• Problem requirements: Repeat the full listing below verbatim and keep the images out.

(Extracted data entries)
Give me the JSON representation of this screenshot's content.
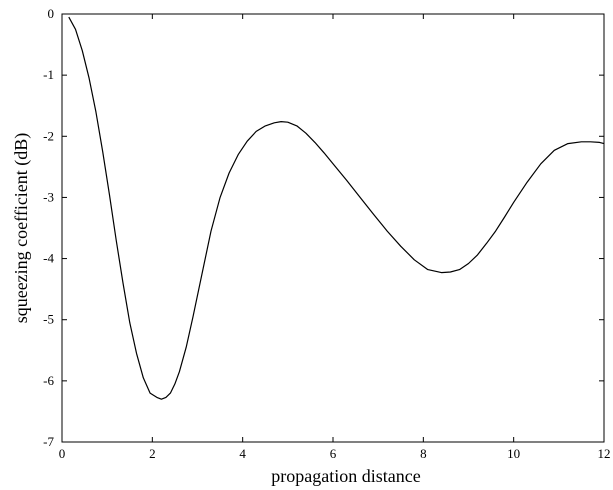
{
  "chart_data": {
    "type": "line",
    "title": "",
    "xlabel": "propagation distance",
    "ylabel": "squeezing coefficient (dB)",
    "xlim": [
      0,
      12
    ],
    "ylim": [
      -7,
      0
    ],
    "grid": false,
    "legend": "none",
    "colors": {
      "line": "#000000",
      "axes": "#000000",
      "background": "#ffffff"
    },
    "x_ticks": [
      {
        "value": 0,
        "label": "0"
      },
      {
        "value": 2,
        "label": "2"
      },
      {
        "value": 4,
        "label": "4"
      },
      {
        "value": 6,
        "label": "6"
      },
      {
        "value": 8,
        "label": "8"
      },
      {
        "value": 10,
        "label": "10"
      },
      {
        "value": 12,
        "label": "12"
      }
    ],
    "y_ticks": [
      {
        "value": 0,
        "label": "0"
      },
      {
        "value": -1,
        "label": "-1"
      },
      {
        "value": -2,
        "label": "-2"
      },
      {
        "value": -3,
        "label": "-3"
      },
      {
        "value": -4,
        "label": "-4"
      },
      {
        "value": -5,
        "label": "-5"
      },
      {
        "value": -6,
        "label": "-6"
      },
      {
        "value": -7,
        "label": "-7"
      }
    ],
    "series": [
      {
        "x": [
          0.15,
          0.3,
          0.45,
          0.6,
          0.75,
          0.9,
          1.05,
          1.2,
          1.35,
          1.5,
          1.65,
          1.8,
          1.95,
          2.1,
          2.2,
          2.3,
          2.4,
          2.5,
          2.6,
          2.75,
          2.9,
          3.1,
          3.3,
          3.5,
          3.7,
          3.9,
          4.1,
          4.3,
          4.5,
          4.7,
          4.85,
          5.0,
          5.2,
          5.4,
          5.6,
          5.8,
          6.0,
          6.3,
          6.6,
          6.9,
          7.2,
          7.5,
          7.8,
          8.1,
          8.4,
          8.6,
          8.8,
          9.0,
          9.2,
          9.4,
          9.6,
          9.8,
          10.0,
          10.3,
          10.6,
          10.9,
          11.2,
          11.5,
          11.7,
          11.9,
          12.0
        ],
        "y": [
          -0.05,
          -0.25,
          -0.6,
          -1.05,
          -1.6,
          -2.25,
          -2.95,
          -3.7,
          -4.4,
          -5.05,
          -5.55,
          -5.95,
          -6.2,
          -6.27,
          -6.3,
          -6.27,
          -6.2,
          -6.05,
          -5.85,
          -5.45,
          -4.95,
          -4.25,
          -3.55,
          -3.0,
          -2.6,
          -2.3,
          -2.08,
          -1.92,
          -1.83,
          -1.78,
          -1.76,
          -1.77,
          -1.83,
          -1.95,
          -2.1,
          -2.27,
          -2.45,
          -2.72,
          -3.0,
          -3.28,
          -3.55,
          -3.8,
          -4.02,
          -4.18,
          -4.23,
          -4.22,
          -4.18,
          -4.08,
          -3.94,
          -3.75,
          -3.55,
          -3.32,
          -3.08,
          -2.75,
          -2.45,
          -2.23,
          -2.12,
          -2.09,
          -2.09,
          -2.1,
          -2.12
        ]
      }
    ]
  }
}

• Result of this exercise:
Give me the JSON representation of this screenshot's content.
{
  "chart_data": {
    "type": "line",
    "title": "",
    "xlabel": "propagation distance",
    "ylabel": "squeezing coefficient (dB)",
    "xlim": [
      0,
      12
    ],
    "ylim": [
      -7,
      0
    ],
    "grid": false,
    "legend": "none",
    "colors": {
      "line": "#000000",
      "axes": "#000000",
      "background": "#ffffff"
    },
    "x_ticks": [
      {
        "value": 0,
        "label": "0"
      },
      {
        "value": 2,
        "label": "2"
      },
      {
        "value": 4,
        "label": "4"
      },
      {
        "value": 6,
        "label": "6"
      },
      {
        "value": 8,
        "label": "8"
      },
      {
        "value": 10,
        "label": "10"
      },
      {
        "value": 12,
        "label": "12"
      }
    ],
    "y_ticks": [
      {
        "value": 0,
        "label": "0"
      },
      {
        "value": -1,
        "label": "-1"
      },
      {
        "value": -2,
        "label": "-2"
      },
      {
        "value": -3,
        "label": "-3"
      },
      {
        "value": -4,
        "label": "-4"
      },
      {
        "value": -5,
        "label": "-5"
      },
      {
        "value": -6,
        "label": "-6"
      },
      {
        "value": -7,
        "label": "-7"
      }
    ],
    "series": [
      {
        "x": [
          0.15,
          0.3,
          0.45,
          0.6,
          0.75,
          0.9,
          1.05,
          1.2,
          1.35,
          1.5,
          1.65,
          1.8,
          1.95,
          2.1,
          2.2,
          2.3,
          2.4,
          2.5,
          2.6,
          2.75,
          2.9,
          3.1,
          3.3,
          3.5,
          3.7,
          3.9,
          4.1,
          4.3,
          4.5,
          4.7,
          4.85,
          5.0,
          5.2,
          5.4,
          5.6,
          5.8,
          6.0,
          6.3,
          6.6,
          6.9,
          7.2,
          7.5,
          7.8,
          8.1,
          8.4,
          8.6,
          8.8,
          9.0,
          9.2,
          9.4,
          9.6,
          9.8,
          10.0,
          10.3,
          10.6,
          10.9,
          11.2,
          11.5,
          11.7,
          11.9,
          12.0
        ],
        "y": [
          -0.05,
          -0.25,
          -0.6,
          -1.05,
          -1.6,
          -2.25,
          -2.95,
          -3.7,
          -4.4,
          -5.05,
          -5.55,
          -5.95,
          -6.2,
          -6.27,
          -6.3,
          -6.27,
          -6.2,
          -6.05,
          -5.85,
          -5.45,
          -4.95,
          -4.25,
          -3.55,
          -3.0,
          -2.6,
          -2.3,
          -2.08,
          -1.92,
          -1.83,
          -1.78,
          -1.76,
          -1.77,
          -1.83,
          -1.95,
          -2.1,
          -2.27,
          -2.45,
          -2.72,
          -3.0,
          -3.28,
          -3.55,
          -3.8,
          -4.02,
          -4.18,
          -4.23,
          -4.22,
          -4.18,
          -4.08,
          -3.94,
          -3.75,
          -3.55,
          -3.32,
          -3.08,
          -2.75,
          -2.45,
          -2.23,
          -2.12,
          -2.09,
          -2.09,
          -2.1,
          -2.12
        ]
      }
    ]
  }
}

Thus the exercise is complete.